*Data provided*:
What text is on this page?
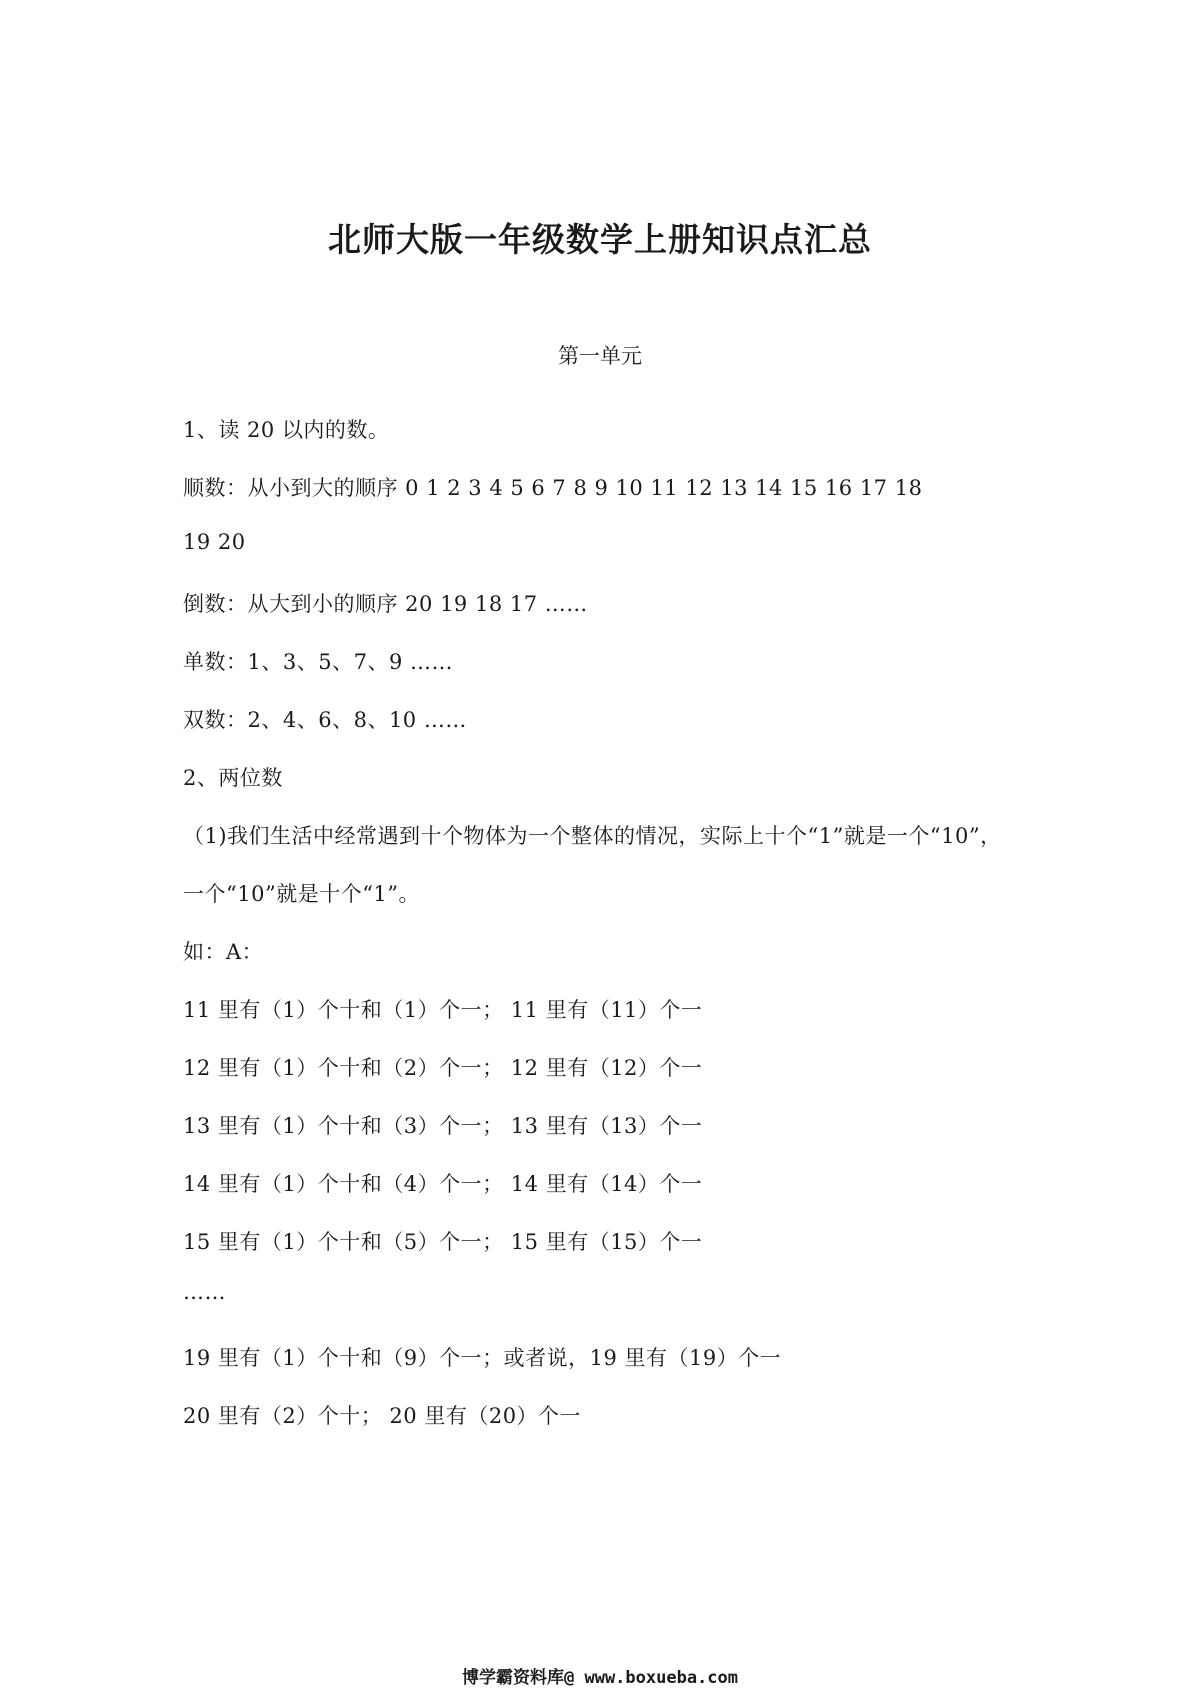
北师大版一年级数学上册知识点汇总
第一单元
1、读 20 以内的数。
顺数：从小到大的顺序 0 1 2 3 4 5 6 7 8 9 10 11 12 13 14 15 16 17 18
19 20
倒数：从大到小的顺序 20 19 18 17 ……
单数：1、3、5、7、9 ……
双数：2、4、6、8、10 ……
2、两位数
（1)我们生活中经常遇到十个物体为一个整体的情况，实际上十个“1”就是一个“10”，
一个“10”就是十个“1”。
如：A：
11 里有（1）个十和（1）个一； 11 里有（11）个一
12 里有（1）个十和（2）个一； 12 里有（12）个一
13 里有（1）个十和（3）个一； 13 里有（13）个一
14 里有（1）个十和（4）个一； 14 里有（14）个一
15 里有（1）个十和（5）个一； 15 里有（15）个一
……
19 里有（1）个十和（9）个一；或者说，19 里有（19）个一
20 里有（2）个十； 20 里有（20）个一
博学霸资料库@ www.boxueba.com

*The request*:
Using the records above, retype everything exactly except the pictures.

*Final result*:
What text is on this page?
北师大版一年级数学上册知识点汇总
第一单元
1、读 20 以内的数。
顺数：从小到大的顺序 0 1 2 3 4 5 6 7 8 9 10 11 12 13 14 15 16 17 18
19 20
倒数：从大到小的顺序 20 19 18 17 ……
单数：1、3、5、7、9 ……
双数：2、4、6、8、10 ……
2、两位数
（1)我们生活中经常遇到十个物体为一个整体的情况，实际上十个“1”就是一个“10”，
一个“10”就是十个“1”。
如：A：
11 里有（1）个十和（1）个一； 11 里有（11）个一
12 里有（1）个十和（2）个一； 12 里有（12）个一
13 里有（1）个十和（3）个一； 13 里有（13）个一
14 里有（1）个十和（4）个一； 14 里有（14）个一
15 里有（1）个十和（5）个一； 15 里有（15）个一
……
19 里有（1）个十和（9）个一；或者说，19 里有（19）个一
20 里有（2）个十； 20 里有（20）个一
博学霸资料库@ www.boxueba.com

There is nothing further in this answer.